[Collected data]
◇ ◇ ◇ ◇
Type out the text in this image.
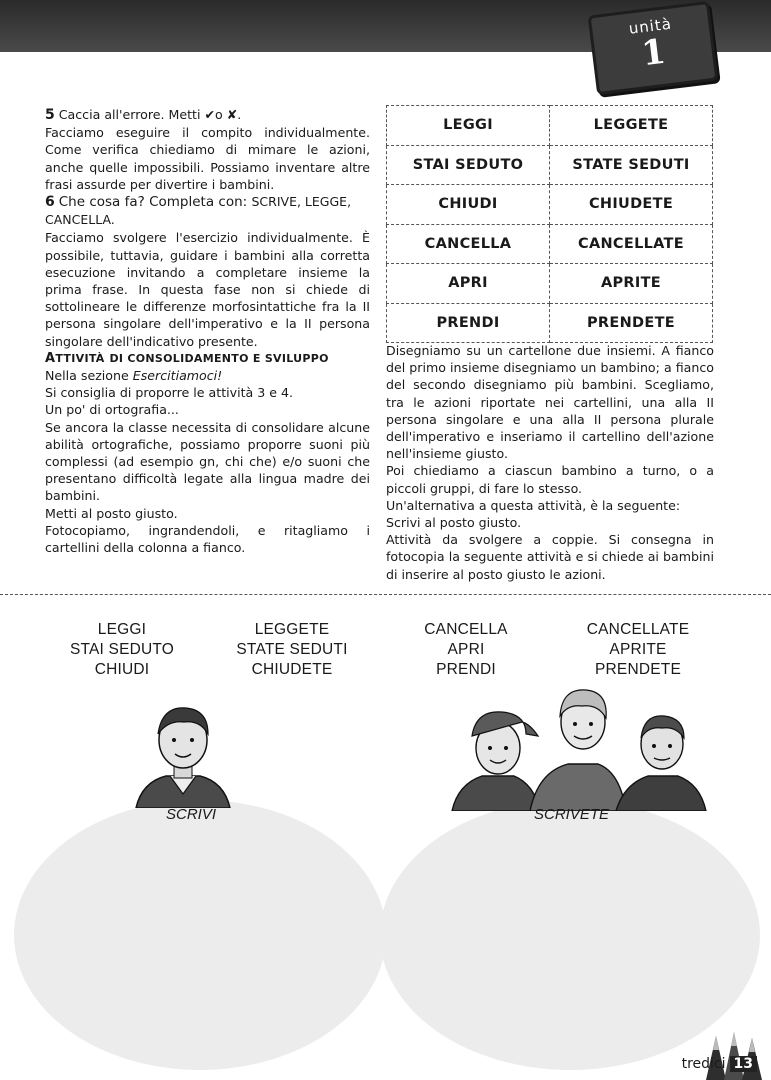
unità
1

5 Caccia all'errore. Metti ✔o ✘.

Facciamo eseguire il compito individualmente. Come verifica chiediamo di mimare le azioni, anche quelle impossibili. Possiamo inventare altre frasi assurde per divertire i bambini.

6 Che cosa fa? Completa con: SCRIVE, LEGGE, CANCELLA.

Facciamo svolgere l'esercizio individualmente. È possibile, tuttavia, guidare i bambini alla corretta esecuzione invitando a completare insieme la prima frase. In questa fase non si chiede di sottolineare le differenze morfosintattiche fra la II persona singolare dell'imperativo e la II persona singolare dell'indicativo presente.

ATTIVITÀ DI CONSOLIDAMENTO E SVILUPPO

Nella sezione Esercitiamoci!

Si consiglia di proporre le attività 3 e 4.

Un po' di ortografia...

Se ancora la classe necessita di consolidare alcune abilità ortografiche, possiamo proporre suoni più complessi (ad esempio gn, chi che) e/o suoni che presentano difficoltà legate alla lingua madre dei bambini.

Metti al posto giusto.

Fotocopiamo, ingrandendoli, e ritagliamo i cartellini della colonna a fianco.

LEGGI	LEGGETE
STAI SEDUTO	STATE SEDUTI
CHIUDI	CHIUDETE
CANCELLA	CANCELLATE
APRI	APRITE
PRENDI	PRENDETE

Disegniamo su un cartellone due insiemi. A fianco del primo insieme disegniamo un bambino; a fianco del secondo disegniamo più bambini. Scegliamo, tra le azioni riportate nei cartellini, una alla II persona singolare e una alla II persona plurale dell'imperativo e inseriamo il cartellino dell'azione nell'insieme giusto.

Poi chiediamo a ciascun bambino a turno, o a piccoli gruppi, di fare lo stesso.

Un'alternativa a questa attività, è la seguente:

Scrivi al posto giusto.

Attività da svolgere a coppie. Si consegna in fotocopia la seguente attività e si chiede ai bambini di inserire al posto giusto le azioni.

LEGGI
STAI SEDUTO
CHIUDI
LEGGETE
STATE SEDUTI
CHIUDETE
CANCELLA
APRI
PRENDI
CANCELLATE
APRITE
PRENDETE
SCRIVI	SCRIVETE
tredici 13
◇ ◇ ◇ ◇
• _What to work on_: Go through the listing above and write it all out exactly, leaving out any picture.

• _Solution to the problem_:
Type out the text in this image.
unità
1

5 Caccia all'errore. Metti ✔o ✘.

Facciamo eseguire il compito individualmente. Come verifica chiediamo di mimare le azioni, anche quelle impossibili. Possiamo inventare altre frasi assurde per divertire i bambini.

6 Che cosa fa? Completa con: SCRIVE, LEGGE, CANCELLA.

Facciamo svolgere l'esercizio individualmente. È possibile, tuttavia, guidare i bambini alla corretta esecuzione invitando a completare insieme la prima frase. In questa fase non si chiede di sottolineare le differenze morfosintattiche fra la II persona singolare dell'imperativo e la II persona singolare dell'indicativo presente.

ATTIVITÀ DI CONSOLIDAMENTO E SVILUPPO

Nella sezione Esercitiamoci!

Si consiglia di proporre le attività 3 e 4.

Un po' di ortografia...

Se ancora la classe necessita di consolidare alcune abilità ortografiche, possiamo proporre suoni più complessi (ad esempio gn, chi che) e/o suoni che presentano difficoltà legate alla lingua madre dei bambini.

Metti al posto giusto.

Fotocopiamo, ingrandendoli, e ritagliamo i cartellini della colonna a fianco.

LEGGI	LEGGETE
STAI SEDUTO	STATE SEDUTI
CHIUDI	CHIUDETE
CANCELLA	CANCELLATE
APRI	APRITE
PRENDI	PRENDETE

Disegniamo su un cartellone due insiemi. A fianco del primo insieme disegniamo un bambino; a fianco del secondo disegniamo più bambini. Scegliamo, tra le azioni riportate nei cartellini, una alla II persona singolare e una alla II persona plurale dell'imperativo e inseriamo il cartellino dell'azione nell'insieme giusto.

Poi chiediamo a ciascun bambino a turno, o a piccoli gruppi, di fare lo stesso.

Un'alternativa a questa attività, è la seguente:

Scrivi al posto giusto.

Attività da svolgere a coppie. Si consegna in fotocopia la seguente attività e si chiede ai bambini di inserire al posto giusto le azioni.

LEGGI
STAI SEDUTO
CHIUDI
LEGGETE
STATE SEDUTI
CHIUDETE
CANCELLA
APRI
PRENDI
CANCELLATE
APRITE
PRENDETE
SCRIVI	SCRIVETE
tredici 13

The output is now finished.